Collect all lines from the listing that include the string "name".

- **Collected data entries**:
▼▼▼

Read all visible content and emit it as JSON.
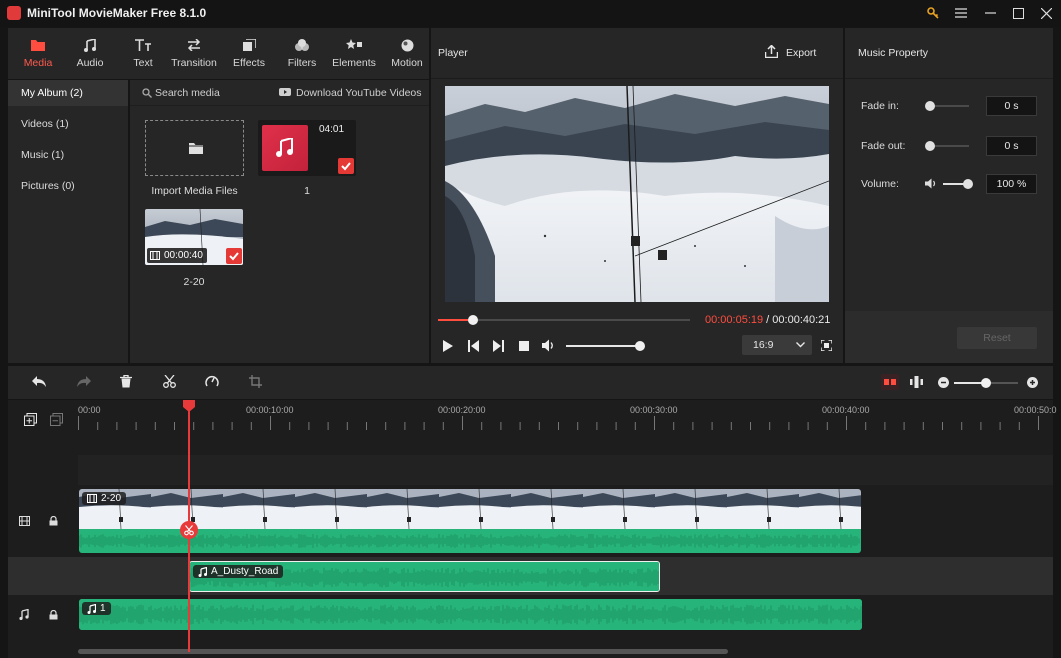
{
  "app": {
    "title": "MiniTool MovieMaker Free 8.1.0"
  },
  "colors": {
    "accent": "#ff4d3f",
    "panel": "#262626",
    "audio_green": "#27b47a",
    "window_bg": "#151515"
  },
  "toolbar": {
    "items": [
      {
        "label": "Media",
        "icon": "folder-icon",
        "active": true
      },
      {
        "label": "Audio",
        "icon": "music-note-icon"
      },
      {
        "label": "Text",
        "icon": "text-icon"
      },
      {
        "label": "Transition",
        "icon": "transition-icon"
      },
      {
        "label": "Effects",
        "icon": "effects-icon"
      },
      {
        "label": "Filters",
        "icon": "filters-icon"
      },
      {
        "label": "Elements",
        "icon": "elements-icon"
      },
      {
        "label": "Motion",
        "icon": "motion-icon"
      }
    ]
  },
  "sidebar": {
    "items": [
      {
        "label": "My Album (2)",
        "active": true
      },
      {
        "label": "Videos (1)"
      },
      {
        "label": "Music (1)"
      },
      {
        "label": "Pictures (0)"
      }
    ]
  },
  "media": {
    "search_label": "Search media",
    "download_label": "Download YouTube Videos",
    "import_label": "Import Media Files",
    "items": [
      {
        "name": "1",
        "duration": "04:01",
        "type": "music"
      },
      {
        "name": "2-20",
        "duration": "00:00:40",
        "type": "video"
      }
    ]
  },
  "player": {
    "title": "Player",
    "export_label": "Export",
    "current_time": "00:00:05:19",
    "separator": " / ",
    "total_time": "00:00:40:21",
    "progress": 0.14,
    "volume": 1.0,
    "aspect_ratio": "16:9"
  },
  "music_property": {
    "title": "Music Property",
    "fade_in_label": "Fade in:",
    "fade_in_value": "0 s",
    "fade_out_label": "Fade out:",
    "fade_out_value": "0 s",
    "volume_label": "Volume:",
    "volume_value": "100 %",
    "reset_label": "Reset"
  },
  "timeline": {
    "ruler_labels": [
      "00:00",
      "00:00:10:00",
      "00:00:20:00",
      "00:00:30:00",
      "00:00:40:00",
      "00:00:50:0"
    ],
    "zoom": 0.5,
    "video_clip": {
      "name": "2-20"
    },
    "audio_clip": {
      "name": "A_Dusty_Road"
    },
    "music_clip": {
      "name": "1"
    }
  }
}
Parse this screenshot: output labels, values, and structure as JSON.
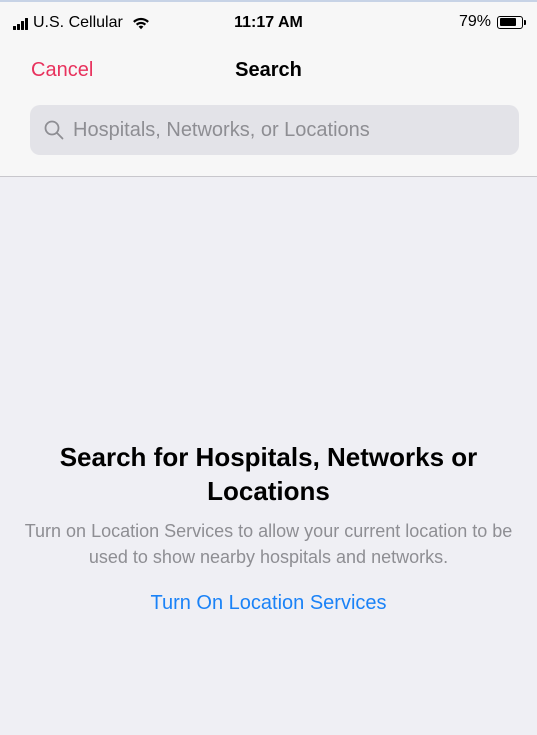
{
  "status_bar": {
    "carrier": "U.S. Cellular",
    "time": "11:17 AM",
    "battery_percent": "79%",
    "battery_level": 0.79,
    "icons": [
      "signal-icon",
      "wifi-icon",
      "battery-icon"
    ]
  },
  "nav": {
    "cancel_label": "Cancel",
    "title": "Search"
  },
  "search": {
    "placeholder": "Hospitals, Networks, or Locations",
    "value": "",
    "icon": "search-icon"
  },
  "empty_state": {
    "title": "Search for Hospitals, Networks or Locations",
    "description": "Turn on Location Services to allow your current location to be used to show nearby hospitals and networks.",
    "action_label": "Turn On Location Services"
  },
  "colors": {
    "accent_red": "#e8325d",
    "link_blue": "#1a82f7",
    "background": "#efeff4",
    "nav_background": "#f7f7f7",
    "secondary_text": "#8e8e93"
  }
}
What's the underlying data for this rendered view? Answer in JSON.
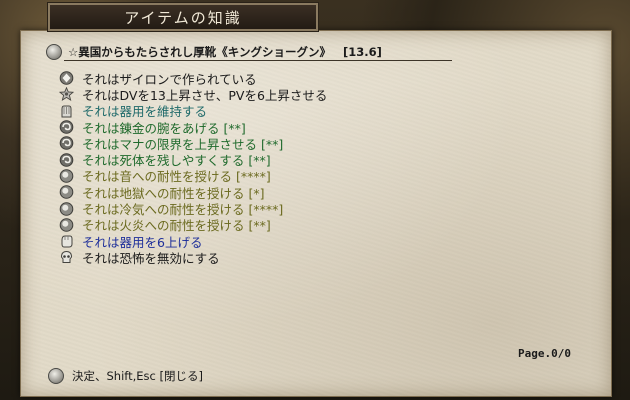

▲▲▲

- **Worked solution**:
        "name": "1",
        "name": "2-20",
      "name": "2-20"
      "name": "A_Dusty_Road"
      "name": "1"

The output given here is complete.